● Input rows
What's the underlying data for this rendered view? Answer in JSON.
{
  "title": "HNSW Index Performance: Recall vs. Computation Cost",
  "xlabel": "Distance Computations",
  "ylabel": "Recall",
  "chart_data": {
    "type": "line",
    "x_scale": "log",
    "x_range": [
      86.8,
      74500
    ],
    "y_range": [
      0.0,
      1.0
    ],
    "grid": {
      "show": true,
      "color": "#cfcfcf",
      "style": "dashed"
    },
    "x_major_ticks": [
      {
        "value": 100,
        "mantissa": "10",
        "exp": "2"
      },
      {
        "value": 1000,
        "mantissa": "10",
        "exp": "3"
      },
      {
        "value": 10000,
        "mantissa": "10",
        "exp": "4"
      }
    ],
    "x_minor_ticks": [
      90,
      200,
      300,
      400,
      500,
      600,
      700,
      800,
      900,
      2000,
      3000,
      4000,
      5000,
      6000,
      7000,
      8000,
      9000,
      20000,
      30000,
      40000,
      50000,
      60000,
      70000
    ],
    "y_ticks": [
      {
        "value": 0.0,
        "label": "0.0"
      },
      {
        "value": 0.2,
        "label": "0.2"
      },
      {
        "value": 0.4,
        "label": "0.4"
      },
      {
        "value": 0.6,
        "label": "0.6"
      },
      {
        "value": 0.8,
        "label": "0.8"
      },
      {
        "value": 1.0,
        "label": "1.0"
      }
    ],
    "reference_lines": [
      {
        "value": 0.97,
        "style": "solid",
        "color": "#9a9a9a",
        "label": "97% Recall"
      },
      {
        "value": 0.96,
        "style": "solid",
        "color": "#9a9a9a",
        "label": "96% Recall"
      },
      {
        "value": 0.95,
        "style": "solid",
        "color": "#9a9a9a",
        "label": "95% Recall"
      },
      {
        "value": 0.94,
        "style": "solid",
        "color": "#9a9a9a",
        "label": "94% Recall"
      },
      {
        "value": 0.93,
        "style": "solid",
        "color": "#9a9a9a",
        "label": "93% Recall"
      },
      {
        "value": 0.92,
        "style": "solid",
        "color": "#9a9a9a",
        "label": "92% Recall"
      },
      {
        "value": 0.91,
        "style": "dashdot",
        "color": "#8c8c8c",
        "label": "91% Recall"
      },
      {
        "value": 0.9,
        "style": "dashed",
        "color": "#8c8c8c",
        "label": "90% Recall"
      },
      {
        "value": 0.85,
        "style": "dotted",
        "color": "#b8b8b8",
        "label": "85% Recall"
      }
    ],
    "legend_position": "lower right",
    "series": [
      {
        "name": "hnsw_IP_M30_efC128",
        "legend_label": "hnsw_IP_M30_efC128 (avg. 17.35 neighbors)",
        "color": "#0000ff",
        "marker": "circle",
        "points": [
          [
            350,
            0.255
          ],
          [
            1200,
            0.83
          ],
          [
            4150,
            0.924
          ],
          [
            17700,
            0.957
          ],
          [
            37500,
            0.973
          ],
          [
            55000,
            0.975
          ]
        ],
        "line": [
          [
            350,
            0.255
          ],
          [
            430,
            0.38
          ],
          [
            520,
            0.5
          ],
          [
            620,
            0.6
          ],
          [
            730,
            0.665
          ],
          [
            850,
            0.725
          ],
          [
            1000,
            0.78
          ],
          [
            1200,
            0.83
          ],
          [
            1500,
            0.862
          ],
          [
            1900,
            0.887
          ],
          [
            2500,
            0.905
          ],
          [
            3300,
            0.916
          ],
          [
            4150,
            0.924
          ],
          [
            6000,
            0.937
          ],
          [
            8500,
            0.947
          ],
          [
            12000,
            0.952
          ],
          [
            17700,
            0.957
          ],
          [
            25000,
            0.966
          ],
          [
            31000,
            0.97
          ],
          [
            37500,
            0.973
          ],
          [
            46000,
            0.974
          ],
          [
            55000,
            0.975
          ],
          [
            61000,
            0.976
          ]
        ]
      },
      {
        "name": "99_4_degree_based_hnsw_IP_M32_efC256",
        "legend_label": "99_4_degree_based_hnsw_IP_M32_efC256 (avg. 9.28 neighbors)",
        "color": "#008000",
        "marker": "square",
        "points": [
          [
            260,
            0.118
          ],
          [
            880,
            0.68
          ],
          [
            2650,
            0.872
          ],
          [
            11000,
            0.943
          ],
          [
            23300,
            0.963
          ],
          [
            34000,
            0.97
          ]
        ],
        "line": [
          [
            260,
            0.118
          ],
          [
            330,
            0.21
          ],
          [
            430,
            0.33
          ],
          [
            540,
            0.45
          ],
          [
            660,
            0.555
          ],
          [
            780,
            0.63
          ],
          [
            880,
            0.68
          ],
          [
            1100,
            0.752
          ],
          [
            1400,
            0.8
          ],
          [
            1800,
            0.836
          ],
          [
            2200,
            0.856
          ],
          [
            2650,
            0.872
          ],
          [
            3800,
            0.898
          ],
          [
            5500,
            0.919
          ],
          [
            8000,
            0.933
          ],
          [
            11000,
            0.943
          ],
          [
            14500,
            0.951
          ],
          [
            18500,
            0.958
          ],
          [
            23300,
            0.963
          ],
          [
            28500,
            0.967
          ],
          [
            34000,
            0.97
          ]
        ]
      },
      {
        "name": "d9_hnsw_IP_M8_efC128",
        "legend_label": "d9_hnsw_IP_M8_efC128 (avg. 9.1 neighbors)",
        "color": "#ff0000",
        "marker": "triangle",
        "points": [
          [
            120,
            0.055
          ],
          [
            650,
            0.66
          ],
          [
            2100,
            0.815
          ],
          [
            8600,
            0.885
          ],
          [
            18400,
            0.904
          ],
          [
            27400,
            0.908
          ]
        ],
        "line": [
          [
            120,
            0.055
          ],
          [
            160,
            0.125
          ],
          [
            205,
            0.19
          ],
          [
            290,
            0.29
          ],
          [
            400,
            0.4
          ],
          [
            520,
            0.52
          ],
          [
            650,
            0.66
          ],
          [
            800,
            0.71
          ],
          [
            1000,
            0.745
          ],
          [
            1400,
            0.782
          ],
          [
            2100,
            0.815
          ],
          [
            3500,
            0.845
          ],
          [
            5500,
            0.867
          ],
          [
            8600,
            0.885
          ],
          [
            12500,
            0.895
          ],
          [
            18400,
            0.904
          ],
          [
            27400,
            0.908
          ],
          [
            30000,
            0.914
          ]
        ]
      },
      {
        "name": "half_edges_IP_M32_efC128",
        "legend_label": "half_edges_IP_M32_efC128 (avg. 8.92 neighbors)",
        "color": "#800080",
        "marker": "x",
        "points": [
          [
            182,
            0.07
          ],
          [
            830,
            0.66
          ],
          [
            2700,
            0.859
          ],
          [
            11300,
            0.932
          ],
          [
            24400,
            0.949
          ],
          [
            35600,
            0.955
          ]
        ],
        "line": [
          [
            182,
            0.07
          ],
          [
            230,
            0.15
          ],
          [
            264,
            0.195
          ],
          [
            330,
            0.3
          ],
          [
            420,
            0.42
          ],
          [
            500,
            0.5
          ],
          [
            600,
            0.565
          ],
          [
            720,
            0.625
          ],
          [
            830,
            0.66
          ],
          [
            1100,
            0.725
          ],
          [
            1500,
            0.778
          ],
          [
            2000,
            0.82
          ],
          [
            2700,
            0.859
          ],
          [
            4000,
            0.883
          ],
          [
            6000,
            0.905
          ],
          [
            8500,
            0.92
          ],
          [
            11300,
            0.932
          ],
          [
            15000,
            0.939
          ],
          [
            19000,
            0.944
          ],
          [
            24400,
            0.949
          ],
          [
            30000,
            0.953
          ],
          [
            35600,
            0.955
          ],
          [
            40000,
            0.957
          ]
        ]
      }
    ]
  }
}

● Short exercise
Report each line in the data that holds the word "neighbors".

● Exercise result
        "legend_label": "hnsw_IP_M30_efC128 (avg. 17.35 neighbors)",
        "legend_label": "99_4_degree_based_hnsw_IP_M32_efC256 (avg. 9.28 neighbors)",
        "legend_label": "d9_hnsw_IP_M8_efC128 (avg. 9.1 neighbors)",
        "legend_label": "half_edges_IP_M32_efC128 (avg. 8.92 neighbors)",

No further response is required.